• [BRIEF] Each record below should appear again exactly as written.
<<<<
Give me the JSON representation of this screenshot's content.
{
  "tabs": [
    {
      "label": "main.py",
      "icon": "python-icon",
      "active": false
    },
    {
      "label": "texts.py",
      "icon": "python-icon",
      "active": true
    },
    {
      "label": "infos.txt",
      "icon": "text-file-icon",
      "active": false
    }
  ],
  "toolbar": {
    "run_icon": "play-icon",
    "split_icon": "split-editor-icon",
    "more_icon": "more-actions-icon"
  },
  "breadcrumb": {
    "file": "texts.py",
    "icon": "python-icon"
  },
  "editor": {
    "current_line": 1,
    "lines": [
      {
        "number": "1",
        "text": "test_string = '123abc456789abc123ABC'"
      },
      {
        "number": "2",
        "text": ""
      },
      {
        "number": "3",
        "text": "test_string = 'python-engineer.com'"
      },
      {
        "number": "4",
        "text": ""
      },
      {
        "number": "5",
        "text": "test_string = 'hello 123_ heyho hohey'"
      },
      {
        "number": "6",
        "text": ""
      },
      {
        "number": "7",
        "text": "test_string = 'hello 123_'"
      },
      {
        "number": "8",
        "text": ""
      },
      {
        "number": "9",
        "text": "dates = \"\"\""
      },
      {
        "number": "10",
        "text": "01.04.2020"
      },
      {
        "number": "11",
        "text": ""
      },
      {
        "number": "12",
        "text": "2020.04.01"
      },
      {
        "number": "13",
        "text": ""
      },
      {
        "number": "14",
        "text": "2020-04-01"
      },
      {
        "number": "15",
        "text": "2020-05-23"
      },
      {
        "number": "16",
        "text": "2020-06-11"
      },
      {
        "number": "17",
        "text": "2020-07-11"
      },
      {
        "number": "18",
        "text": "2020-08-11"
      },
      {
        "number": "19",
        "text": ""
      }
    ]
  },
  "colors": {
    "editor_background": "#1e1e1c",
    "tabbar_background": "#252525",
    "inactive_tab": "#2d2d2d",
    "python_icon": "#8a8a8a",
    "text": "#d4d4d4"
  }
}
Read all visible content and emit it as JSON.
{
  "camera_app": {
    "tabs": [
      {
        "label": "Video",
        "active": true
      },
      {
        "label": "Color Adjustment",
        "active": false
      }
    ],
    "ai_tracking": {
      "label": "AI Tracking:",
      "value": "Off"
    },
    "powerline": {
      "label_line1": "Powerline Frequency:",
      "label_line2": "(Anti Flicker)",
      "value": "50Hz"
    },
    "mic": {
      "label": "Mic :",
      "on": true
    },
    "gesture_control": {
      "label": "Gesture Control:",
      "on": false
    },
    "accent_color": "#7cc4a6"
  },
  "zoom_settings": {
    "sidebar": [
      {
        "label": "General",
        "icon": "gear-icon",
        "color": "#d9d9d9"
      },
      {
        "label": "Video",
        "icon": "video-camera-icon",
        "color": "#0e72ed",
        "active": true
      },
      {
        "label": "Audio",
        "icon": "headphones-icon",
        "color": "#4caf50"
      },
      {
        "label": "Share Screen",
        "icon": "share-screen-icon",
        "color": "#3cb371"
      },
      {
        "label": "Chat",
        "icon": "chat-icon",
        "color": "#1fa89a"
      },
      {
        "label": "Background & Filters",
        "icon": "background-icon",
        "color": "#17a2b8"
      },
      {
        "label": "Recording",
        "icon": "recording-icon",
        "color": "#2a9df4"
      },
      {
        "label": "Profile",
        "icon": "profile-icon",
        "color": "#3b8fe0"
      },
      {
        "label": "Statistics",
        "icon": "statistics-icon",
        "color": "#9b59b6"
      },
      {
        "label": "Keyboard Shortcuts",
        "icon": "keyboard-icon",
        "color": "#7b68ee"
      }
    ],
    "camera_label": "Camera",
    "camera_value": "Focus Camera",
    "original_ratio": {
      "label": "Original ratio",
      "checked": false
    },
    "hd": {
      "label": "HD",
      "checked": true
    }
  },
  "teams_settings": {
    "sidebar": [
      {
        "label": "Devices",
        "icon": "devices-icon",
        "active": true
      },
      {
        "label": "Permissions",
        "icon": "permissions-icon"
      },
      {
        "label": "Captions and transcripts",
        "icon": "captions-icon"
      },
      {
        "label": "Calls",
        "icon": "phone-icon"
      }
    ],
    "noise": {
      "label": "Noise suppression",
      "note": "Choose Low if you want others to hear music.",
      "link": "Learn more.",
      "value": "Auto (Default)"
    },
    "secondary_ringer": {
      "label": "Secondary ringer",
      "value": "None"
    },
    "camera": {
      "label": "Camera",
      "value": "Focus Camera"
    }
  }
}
>>>>
• [TASK OUTPUT]
Give me the JSON representation of this screenshot's content.
{
  "tabs": [
    {
      "label": "main.py",
      "icon": "python-icon",
      "active": false
    },
    {
      "label": "texts.py",
      "icon": "python-icon",
      "active": true
    },
    {
      "label": "infos.txt",
      "icon": "text-file-icon",
      "active": false
    }
  ],
  "toolbar": {
    "run_icon": "play-icon",
    "split_icon": "split-editor-icon",
    "more_icon": "more-actions-icon"
  },
  "breadcrumb": {
    "file": "texts.py",
    "icon": "python-icon"
  },
  "editor": {
    "current_line": 1,
    "lines": [
      {
        "number": "1",
        "text": "test_string = '123abc456789abc123ABC'"
      },
      {
        "number": "2",
        "text": ""
      },
      {
        "number": "3",
        "text": "test_string = 'python-engineer.com'"
      },
      {
        "number": "4",
        "text": ""
      },
      {
        "number": "5",
        "text": "test_string = 'hello 123_ heyho hohey'"
      },
      {
        "number": "6",
        "text": ""
      },
      {
        "number": "7",
        "text": "test_string = 'hello 123_'"
      },
      {
        "number": "8",
        "text": ""
      },
      {
        "number": "9",
        "text": "dates = \"\"\""
      },
      {
        "number": "10",
        "text": "01.04.2020"
      },
      {
        "number": "11",
        "text": ""
      },
      {
        "number": "12",
        "text": "2020.04.01"
      },
      {
        "number": "13",
        "text": ""
      },
      {
        "number": "14",
        "text": "2020-04-01"
      },
      {
        "number": "15",
        "text": "2020-05-23"
      },
      {
        "number": "16",
        "text": "2020-06-11"
      },
      {
        "number": "17",
        "text": "2020-07-11"
      },
      {
        "number": "18",
        "text": "2020-08-11"
      },
      {
        "number": "19",
        "text": ""
      }
    ]
  },
  "colors": {
    "editor_background": "#1e1e1c",
    "tabbar_background": "#252525",
    "inactive_tab": "#2d2d2d",
    "python_icon": "#8a8a8a",
    "text": "#d4d4d4"
  }
}
Read all visible content and emit it as JSON.
{
  "camera_app": {
    "tabs": [
      {
        "label": "Video",
        "active": true
      },
      {
        "label": "Color Adjustment",
        "active": false
      }
    ],
    "ai_tracking": {
      "label": "AI Tracking:",
      "value": "Off"
    },
    "powerline": {
      "label_line1": "Powerline Frequency:",
      "label_line2": "(Anti Flicker)",
      "value": "50Hz"
    },
    "mic": {
      "label": "Mic :",
      "on": true
    },
    "gesture_control": {
      "label": "Gesture Control:",
      "on": false
    },
    "accent_color": "#7cc4a6"
  },
  "zoom_settings": {
    "sidebar": [
      {
        "label": "General",
        "icon": "gear-icon",
        "color": "#d9d9d9"
      },
      {
        "label": "Video",
        "icon": "video-camera-icon",
        "color": "#0e72ed",
        "active": true
      },
      {
        "label": "Audio",
        "icon": "headphones-icon",
        "color": "#4caf50"
      },
      {
        "label": "Share Screen",
        "icon": "share-screen-icon",
        "color": "#3cb371"
      },
      {
        "label": "Chat",
        "icon": "chat-icon",
        "color": "#1fa89a"
      },
      {
        "label": "Background & Filters",
        "icon": "background-icon",
        "color": "#17a2b8"
      },
      {
        "label": "Recording",
        "icon": "recording-icon",
        "color": "#2a9df4"
      },
      {
        "label": "Profile",
        "icon": "profile-icon",
        "color": "#3b8fe0"
      },
      {
        "label": "Statistics",
        "icon": "statistics-icon",
        "color": "#9b59b6"
      },
      {
        "label": "Keyboard Shortcuts",
        "icon": "keyboard-icon",
        "color": "#7b68ee"
      }
    ],
    "camera_label": "Camera",
    "camera_value": "Focus Camera",
    "original_ratio": {
      "label": "Original ratio",
      "checked": false
    },
    "hd": {
      "label": "HD",
      "checked": true
    }
  },
  "teams_settings": {
    "sidebar": [
      {
        "label": "Devices",
        "icon": "devices-icon",
        "active": true
      },
      {
        "label": "Permissions",
        "icon": "permissions-icon"
      },
      {
        "label": "Captions and transcripts",
        "icon": "captions-icon"
      },
      {
        "label": "Calls",
        "icon": "phone-icon"
      }
    ],
    "noise": {
      "label": "Noise suppression",
      "note": "Choose Low if you want others to hear music.",
      "link": "Learn more.",
      "value": "Auto (Default)"
    },
    "secondary_ringer": {
      "label": "Secondary ringer",
      "value": "None"
    },
    "camera": {
      "label": "Camera",
      "value": "Focus Camera"
    }
  }
}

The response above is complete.